WHAT THIS TASK INVOLVES
Find the string "işçilerin" in the data, then copy every line where it is found.

== THE RECORDS ==

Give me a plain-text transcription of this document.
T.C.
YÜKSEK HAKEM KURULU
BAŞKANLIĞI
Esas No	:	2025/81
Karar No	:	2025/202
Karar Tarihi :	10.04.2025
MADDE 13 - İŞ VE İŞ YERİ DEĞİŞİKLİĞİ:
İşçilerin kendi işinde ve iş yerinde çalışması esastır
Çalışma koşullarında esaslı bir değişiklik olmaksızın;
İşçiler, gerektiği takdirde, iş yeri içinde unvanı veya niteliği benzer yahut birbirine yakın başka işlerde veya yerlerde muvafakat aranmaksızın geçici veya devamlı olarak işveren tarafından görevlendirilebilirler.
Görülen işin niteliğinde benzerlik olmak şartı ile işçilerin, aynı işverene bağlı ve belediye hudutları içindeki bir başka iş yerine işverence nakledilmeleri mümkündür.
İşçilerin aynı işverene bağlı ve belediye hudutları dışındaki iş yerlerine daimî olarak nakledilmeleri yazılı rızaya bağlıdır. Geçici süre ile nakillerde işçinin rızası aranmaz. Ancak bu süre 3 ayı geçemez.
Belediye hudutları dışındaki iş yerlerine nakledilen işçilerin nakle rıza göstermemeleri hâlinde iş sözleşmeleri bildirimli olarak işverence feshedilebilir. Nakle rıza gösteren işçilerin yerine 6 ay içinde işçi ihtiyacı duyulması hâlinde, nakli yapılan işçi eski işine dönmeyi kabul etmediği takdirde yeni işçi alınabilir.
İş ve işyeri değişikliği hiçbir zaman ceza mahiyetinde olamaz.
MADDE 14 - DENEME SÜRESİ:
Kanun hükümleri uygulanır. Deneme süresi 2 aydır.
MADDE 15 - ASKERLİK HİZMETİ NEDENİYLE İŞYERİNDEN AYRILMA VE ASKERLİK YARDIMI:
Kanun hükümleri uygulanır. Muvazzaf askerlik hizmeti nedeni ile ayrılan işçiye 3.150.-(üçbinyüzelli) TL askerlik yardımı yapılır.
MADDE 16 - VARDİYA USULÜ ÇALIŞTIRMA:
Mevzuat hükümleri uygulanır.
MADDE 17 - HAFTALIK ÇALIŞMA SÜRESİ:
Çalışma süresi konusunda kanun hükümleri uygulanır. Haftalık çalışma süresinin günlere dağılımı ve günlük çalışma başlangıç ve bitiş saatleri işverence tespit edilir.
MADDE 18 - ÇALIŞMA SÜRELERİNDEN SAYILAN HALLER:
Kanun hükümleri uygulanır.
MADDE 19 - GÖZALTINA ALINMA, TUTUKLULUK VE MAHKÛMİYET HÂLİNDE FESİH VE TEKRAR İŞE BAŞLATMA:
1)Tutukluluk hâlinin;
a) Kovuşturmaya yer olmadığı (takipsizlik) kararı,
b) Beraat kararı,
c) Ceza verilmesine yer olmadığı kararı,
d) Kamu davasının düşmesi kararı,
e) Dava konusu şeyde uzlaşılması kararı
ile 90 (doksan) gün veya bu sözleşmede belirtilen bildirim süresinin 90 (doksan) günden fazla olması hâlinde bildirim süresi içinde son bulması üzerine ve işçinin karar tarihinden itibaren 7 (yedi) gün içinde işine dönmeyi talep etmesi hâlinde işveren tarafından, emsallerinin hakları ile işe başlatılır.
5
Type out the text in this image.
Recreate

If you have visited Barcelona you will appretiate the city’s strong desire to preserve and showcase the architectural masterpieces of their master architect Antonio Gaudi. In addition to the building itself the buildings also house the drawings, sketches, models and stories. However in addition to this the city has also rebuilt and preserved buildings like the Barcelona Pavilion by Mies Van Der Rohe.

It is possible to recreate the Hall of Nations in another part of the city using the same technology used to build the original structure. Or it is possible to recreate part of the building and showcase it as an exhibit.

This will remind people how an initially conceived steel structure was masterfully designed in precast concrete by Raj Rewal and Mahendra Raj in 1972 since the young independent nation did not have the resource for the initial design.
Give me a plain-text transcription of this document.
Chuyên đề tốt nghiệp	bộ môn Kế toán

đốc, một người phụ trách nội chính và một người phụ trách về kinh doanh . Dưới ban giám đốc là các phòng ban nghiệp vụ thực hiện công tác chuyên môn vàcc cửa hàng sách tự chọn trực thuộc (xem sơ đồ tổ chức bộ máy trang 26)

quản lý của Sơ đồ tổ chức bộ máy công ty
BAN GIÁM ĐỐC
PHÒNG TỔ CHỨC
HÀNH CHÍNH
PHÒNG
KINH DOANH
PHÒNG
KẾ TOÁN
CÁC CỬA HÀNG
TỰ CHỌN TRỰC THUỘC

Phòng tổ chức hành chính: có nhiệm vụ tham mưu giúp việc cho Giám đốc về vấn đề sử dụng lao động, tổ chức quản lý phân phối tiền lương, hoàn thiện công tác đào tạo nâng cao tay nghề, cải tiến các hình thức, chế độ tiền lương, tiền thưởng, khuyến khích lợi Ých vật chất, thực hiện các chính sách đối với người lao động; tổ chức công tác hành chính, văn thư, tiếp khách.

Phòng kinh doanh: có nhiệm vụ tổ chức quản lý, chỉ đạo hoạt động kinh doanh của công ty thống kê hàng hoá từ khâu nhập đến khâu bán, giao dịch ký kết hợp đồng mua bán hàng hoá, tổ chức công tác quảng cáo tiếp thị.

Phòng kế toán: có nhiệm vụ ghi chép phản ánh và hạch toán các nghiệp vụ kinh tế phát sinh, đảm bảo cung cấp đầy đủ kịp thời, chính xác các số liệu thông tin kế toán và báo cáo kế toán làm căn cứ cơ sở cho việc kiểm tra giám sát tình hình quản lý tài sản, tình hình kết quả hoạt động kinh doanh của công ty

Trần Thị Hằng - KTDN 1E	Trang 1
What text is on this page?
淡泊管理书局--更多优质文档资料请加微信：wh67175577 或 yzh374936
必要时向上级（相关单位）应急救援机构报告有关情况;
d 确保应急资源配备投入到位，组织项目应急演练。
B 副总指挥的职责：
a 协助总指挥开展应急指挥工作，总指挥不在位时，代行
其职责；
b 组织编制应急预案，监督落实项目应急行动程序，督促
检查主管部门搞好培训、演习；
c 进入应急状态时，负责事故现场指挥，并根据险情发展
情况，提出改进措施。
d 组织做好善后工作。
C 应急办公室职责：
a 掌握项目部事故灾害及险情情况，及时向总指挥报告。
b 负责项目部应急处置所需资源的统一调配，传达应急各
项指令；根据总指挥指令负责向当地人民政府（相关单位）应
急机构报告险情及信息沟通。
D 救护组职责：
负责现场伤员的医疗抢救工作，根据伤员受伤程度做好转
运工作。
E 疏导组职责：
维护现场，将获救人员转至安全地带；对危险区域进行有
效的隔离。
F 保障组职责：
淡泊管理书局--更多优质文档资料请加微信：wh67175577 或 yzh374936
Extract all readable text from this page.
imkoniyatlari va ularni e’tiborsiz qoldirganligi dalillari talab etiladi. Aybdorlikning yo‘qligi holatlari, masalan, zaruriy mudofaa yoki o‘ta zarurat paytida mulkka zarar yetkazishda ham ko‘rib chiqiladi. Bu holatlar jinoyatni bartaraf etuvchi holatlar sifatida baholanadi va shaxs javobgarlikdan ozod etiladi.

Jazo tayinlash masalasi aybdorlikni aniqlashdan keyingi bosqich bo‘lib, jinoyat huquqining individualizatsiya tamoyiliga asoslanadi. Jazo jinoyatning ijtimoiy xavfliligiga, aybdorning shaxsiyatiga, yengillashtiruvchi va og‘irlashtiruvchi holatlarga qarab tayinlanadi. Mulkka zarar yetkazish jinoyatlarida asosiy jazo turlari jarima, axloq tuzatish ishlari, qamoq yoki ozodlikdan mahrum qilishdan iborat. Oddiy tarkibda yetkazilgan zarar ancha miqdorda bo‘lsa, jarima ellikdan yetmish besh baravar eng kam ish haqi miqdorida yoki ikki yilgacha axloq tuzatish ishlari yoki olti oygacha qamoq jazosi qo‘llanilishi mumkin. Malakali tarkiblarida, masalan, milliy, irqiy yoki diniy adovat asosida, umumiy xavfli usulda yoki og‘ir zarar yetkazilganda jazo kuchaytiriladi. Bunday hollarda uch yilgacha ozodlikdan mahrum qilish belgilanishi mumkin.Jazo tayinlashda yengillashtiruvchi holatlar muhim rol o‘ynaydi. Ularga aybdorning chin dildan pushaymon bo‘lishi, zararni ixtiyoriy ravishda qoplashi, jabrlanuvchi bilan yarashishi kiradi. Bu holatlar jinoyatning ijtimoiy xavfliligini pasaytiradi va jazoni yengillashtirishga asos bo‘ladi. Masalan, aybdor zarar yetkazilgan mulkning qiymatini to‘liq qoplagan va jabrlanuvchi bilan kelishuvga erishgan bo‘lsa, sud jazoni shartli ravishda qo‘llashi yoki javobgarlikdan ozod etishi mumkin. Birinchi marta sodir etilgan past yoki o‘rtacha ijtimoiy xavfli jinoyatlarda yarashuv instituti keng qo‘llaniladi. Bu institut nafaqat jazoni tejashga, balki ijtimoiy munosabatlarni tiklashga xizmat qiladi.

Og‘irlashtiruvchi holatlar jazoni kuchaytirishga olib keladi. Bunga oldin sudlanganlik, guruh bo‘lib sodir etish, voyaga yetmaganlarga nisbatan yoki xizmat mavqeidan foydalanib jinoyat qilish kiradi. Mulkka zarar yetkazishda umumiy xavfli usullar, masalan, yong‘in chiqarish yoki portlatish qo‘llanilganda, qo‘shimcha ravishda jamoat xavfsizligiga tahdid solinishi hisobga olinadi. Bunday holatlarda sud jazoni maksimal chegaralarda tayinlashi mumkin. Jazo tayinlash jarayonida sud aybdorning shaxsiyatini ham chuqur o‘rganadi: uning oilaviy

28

===

CORRECT RESPONSE
Görülen işin niteliğinde benzerlik olmak şartı ile işçilerin, aynı işverene bağlı ve belediye hudutları içindeki bir başka iş yerine işverence nakledilmeleri mümkündür.
Belediye hudutları dışındaki iş yerlerine nakledilen işçilerin nakle rıza göstermemeleri hâlinde iş sözleşmeleri bildirimli olarak işverence feshedilebilir. Nakle rıza gösteren işçilerin yerine 6 ay içinde işçi ihtiyacı duyulması hâlinde, nakli yapılan işçi eski işine dönmeyi kabul etmediği takdirde yeni işçi alınabilir.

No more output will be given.